What this task involves
Select the lines that hold the word "index" and copy each one.

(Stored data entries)
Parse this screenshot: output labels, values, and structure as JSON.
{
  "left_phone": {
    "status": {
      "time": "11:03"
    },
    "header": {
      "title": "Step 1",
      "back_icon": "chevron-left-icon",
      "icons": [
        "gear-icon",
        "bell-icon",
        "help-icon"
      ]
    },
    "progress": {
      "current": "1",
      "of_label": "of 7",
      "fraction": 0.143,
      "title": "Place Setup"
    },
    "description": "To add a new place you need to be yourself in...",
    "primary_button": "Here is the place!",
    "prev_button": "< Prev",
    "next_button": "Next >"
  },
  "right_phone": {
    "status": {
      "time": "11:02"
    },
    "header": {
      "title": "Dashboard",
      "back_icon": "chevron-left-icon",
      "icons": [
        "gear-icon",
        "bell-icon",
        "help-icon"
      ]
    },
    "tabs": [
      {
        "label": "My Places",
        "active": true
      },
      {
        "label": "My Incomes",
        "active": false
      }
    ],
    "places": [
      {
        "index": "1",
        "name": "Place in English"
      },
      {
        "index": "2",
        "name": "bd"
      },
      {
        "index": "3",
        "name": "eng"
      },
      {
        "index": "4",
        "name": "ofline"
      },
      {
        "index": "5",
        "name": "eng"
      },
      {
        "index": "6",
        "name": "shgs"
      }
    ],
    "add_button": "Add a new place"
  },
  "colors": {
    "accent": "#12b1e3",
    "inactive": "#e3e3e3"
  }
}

The reply
        "index": "1",
        "index": "2",
        "index": "3",
        "index": "4",
        "index": "5",
        "index": "6",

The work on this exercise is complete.